Tarefa proposta A — Copie sem alterações as linhas dos registros, começando na linha que contém "book-title-line2: mon petit [102,629,284,668]" e parando depois da linha que contém "reviews-stat[interactable]: 80 [813,868,852,890]".

• • • •

Escreve Renato H. L. Pedrosa, Coordenador do Grupo de estudos em Educação Superior, Centro de Estudos Avançados, Unicamp (foi Coordenador Executivo do Vestibular da mesma universidade).
ENEM no lugar da Prova Brasil?
A proposta do Ministro da Educação, Aloizio Mercadante, anunciada recentemente (21/08/2012), de usar o ENEM no lugar da Prova Brasil para compor o IDEB (Indicador de Desenvolvimento da Educação Básica) do ensino médio não deveria prosperar. Será que alterar os indicadores utilizados traria alguma melhoria ao sistema? Nesse caso, não só não traria, como a qualidade do indicador se tornará altamente questionável. Os problemas com essa proposta são de ordem acadêmica (conteúdos), metodológica (desenho das provas) e demográfica (populações envolvidas).
A Prova Brasil herdou do SAEB (Sistema de Avaliação da Educação Básica) o melhor sistema de avaliação que o Brasil já desenvolveu, com escala de proficiências bem estabelecida, um sistema amostral apropriado e eficiente, resultando em uma série histórica que permite comparações. É um sistema de avaliação exemplar, um dos melhores em existência no mundo, aplicado há mais de 15 anos, testado, validado, que deveria ser exemplo para outros sistemas desenvolvidos pelo MEC (mas infelizmente não o é).
Sobre o Enem, por outro lado, três anos após a mudança de 2009, ainda não se sabe o que significam as notas, se 500 pontos indicam que a pessoa sabe alguma coisa ou não, pois a matriz de proficiências não está associada à escala utilizada. O exame não é aplicado de forma a cobrir todas as áreas da matriz nem a atingir todos os níveis de habilidade, como ocorre com a Prova Brasil. Em suma, não foi desenhado para ser instrumento de avaliação de sistema, nem de escolas, mas do nível geral de conhecimentos de indivíduos, em forma competitiva (adequada para seleção ao ensino superior, apenas isso).
Além disso, a população que faz o Enem é auto-selecionada, o candidato se inscreve por opção própria. Não é uma amostra representativa de todos os segmentos da população educacional que está no último ano do EM, nem é censitário. Segundo reportagens disponíveis, o ministro Mercadante teria dito que o ENEM é “quase censitário”. Nem chega perto: em 2010, segundo dados do MEC, 221 mil alunos da rede particular e 790 mil da rede pública fizeram a prova. Como havia quase 2,2 milhões de matriculados na 3a série do EM naquele ano, apenas 46% dos alunos deles participaram do Enem. Além disso, cerca de 88% dos estudantes estavam matriculados na rede pública, sendo que, na população que fez o Enem, a proporção cai para 78%. Portanto, trata-se não só de uma população que não chega nem perto de ser censitária, mas é um grupo que não representa a população como um todo. Mais, com a proposta de haver mais de um ENEM por ano, como seria possível utilizar todos os resultados como avaliação do sistema?

• • • •

Tarefa proposta B — Reproduza fielmente a passagem do texto sobre o ENEM e a Prova Brasil, começando nas palavras "ENEM no lugar da Prova Brasil?" e terminando após "demográfica (populações envolvidas).".

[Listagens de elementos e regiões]
• • • •

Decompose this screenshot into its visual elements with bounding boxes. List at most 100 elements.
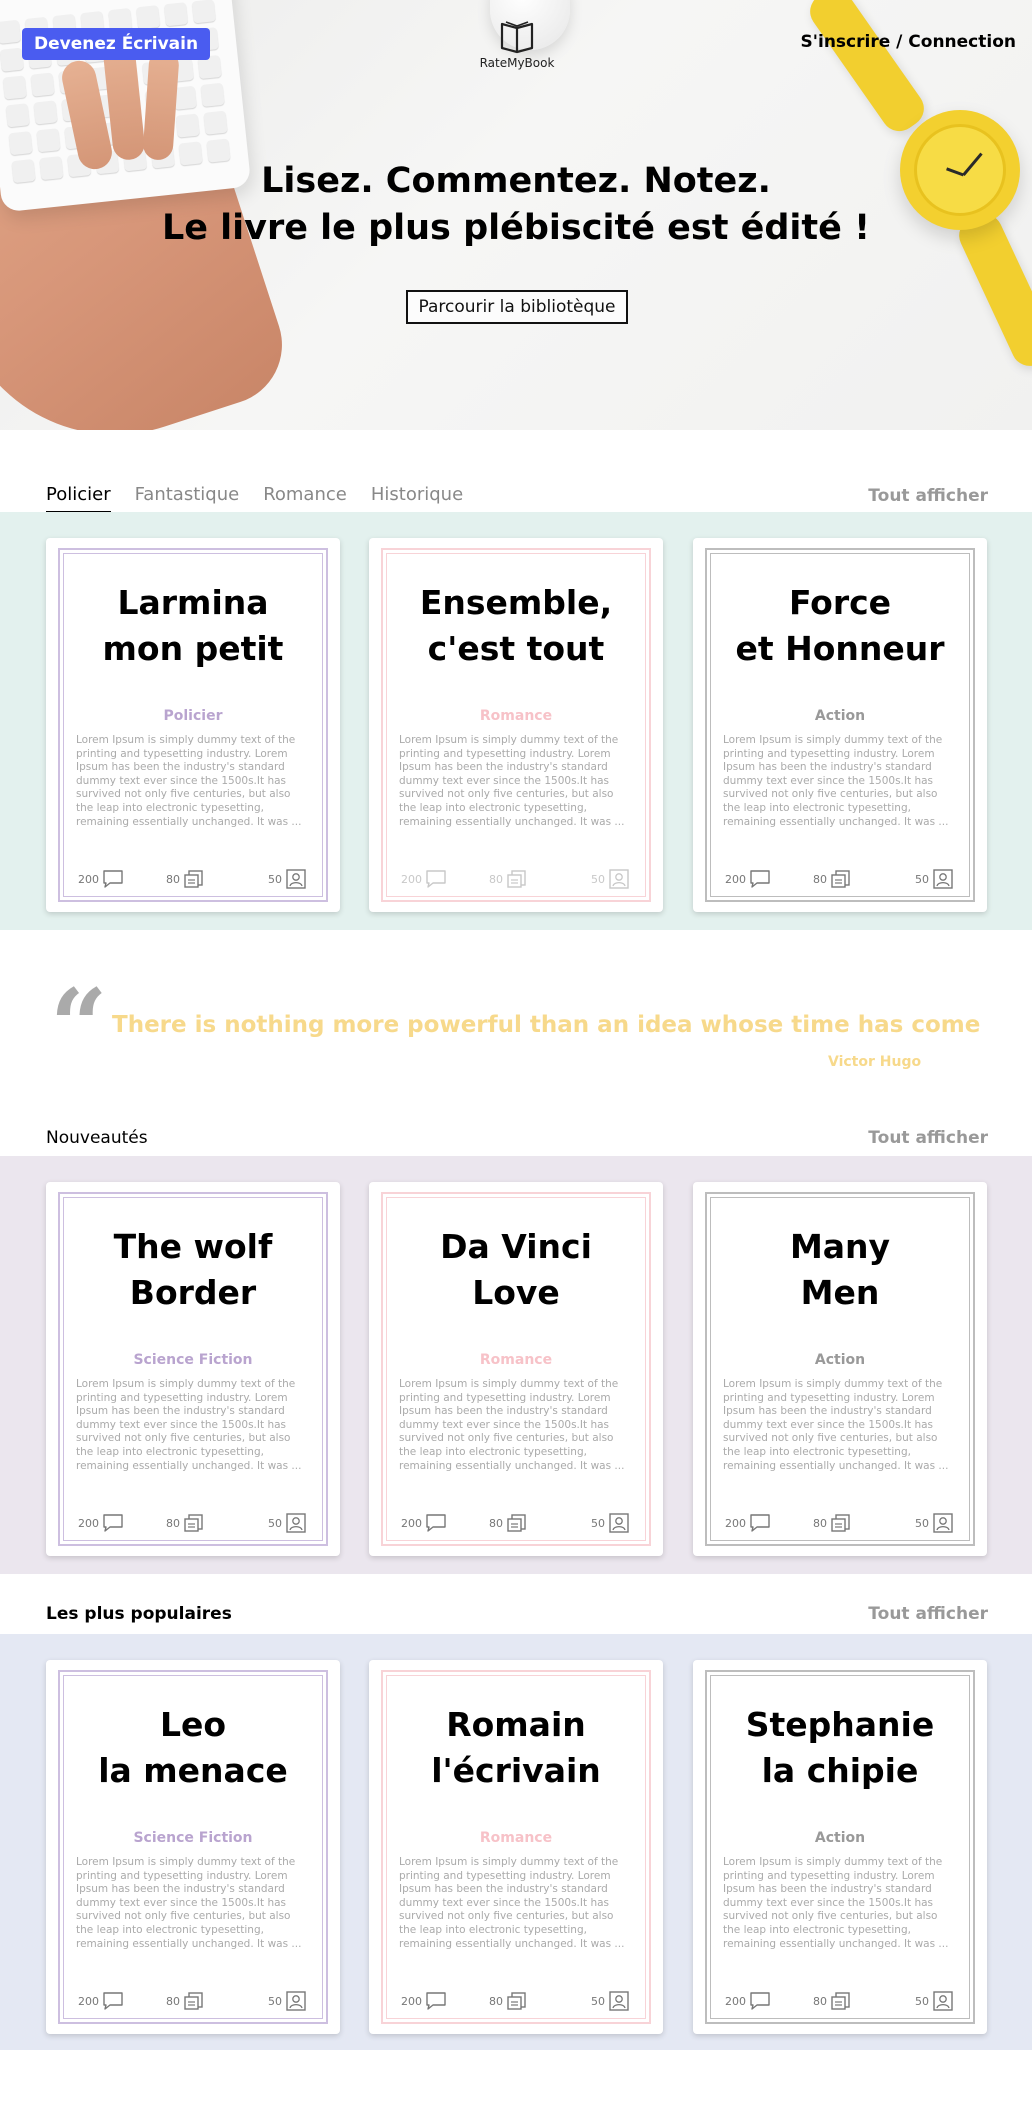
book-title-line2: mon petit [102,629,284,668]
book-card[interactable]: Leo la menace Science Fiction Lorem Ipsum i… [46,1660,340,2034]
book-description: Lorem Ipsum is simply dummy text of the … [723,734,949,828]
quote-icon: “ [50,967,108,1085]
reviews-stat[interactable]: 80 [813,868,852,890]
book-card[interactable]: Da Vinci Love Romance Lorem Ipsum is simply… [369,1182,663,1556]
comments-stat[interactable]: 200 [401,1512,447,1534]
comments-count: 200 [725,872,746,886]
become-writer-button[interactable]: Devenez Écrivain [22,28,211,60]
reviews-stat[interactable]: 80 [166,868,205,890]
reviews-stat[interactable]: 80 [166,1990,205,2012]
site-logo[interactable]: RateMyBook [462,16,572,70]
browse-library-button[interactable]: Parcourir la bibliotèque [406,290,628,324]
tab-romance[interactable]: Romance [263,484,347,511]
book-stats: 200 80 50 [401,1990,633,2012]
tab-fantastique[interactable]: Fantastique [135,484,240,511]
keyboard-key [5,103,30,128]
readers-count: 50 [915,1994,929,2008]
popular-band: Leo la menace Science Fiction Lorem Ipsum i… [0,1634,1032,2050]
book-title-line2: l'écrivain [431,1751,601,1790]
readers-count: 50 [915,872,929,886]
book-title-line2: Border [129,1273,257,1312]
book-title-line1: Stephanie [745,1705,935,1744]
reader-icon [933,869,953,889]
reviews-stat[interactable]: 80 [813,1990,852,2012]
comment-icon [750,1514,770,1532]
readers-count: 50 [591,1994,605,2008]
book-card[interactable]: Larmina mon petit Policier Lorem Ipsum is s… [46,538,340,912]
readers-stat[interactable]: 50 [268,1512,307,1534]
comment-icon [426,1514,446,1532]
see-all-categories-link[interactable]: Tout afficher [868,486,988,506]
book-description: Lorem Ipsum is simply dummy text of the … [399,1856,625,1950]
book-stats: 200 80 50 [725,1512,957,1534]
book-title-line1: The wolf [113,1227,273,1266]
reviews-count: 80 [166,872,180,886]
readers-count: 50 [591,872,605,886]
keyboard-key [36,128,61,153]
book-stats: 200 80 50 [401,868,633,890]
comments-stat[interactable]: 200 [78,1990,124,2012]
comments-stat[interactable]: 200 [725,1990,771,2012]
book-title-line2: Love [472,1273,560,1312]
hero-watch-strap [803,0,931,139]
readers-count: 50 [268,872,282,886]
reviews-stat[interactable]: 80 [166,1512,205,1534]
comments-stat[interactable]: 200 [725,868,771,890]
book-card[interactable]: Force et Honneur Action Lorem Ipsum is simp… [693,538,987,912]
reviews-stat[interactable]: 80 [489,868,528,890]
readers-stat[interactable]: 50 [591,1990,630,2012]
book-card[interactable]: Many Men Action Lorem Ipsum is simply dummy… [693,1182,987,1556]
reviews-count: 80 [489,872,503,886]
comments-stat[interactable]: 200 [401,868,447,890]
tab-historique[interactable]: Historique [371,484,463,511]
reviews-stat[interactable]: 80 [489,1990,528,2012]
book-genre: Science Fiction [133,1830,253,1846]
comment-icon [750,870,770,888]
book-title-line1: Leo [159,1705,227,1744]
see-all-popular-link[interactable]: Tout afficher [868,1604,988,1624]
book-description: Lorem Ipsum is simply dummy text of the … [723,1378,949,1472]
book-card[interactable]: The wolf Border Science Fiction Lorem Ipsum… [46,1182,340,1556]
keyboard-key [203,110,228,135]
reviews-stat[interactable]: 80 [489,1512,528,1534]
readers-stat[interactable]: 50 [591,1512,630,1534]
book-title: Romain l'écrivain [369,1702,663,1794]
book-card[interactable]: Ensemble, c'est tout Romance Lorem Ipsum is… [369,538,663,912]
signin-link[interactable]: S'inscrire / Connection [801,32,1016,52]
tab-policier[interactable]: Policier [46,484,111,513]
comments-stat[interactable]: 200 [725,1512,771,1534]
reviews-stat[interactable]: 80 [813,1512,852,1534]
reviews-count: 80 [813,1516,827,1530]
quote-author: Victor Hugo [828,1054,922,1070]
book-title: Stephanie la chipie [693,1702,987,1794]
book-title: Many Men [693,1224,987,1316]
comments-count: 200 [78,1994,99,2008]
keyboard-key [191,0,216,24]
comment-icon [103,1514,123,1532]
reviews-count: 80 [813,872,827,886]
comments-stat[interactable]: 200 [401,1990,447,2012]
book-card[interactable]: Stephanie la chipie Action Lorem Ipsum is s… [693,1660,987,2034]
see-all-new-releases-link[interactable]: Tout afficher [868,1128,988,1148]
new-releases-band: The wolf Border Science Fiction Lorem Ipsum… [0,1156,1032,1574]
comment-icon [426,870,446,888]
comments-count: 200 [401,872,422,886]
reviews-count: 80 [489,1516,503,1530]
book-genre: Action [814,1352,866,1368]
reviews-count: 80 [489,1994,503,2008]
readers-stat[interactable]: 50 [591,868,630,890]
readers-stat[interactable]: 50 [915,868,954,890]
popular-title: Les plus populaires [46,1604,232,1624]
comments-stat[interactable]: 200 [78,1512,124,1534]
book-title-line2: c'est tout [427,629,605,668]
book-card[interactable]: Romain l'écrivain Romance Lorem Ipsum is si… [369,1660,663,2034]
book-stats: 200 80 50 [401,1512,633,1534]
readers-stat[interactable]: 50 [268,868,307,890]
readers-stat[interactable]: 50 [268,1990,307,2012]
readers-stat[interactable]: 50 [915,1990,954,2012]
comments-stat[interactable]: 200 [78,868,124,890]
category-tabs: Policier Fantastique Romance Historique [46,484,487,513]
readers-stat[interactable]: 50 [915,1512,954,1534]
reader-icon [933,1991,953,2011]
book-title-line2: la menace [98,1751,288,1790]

• • • •

Resposta escrita A —
book-title-line2: mon petit [102,629,284,668]
book-card[interactable]: Leo la menace Science Fiction Lorem Ipsum i… [46,1660,340,2034]
book-description: Lorem Ipsum is simply dummy text of the … [723,734,949,828]
quote-icon: “ [50,967,108,1085]
reviews-stat[interactable]: 80 [813,868,852,890]

Resposta escrita B —
ENEM no lugar da Prova Brasil?
A proposta do Ministro da Educação, Aloizio Mercadante, anunciada recentemente (21/08/2012), de usar o ENEM no lugar da Prova Brasil para compor o IDEB (Indicador de Desenvolvimento da Educação Básica) do ensino médio não deveria prosperar. Será que alterar os indicadores utilizados traria alguma melhoria ao sistema? Nesse caso, não só não traria, como a qualidade do indicador se tornará altamente questionável. Os problemas com essa proposta são de ordem acadêmica (conteúdos), metodológica (desenho das provas) e demográfica (populações envolvidas).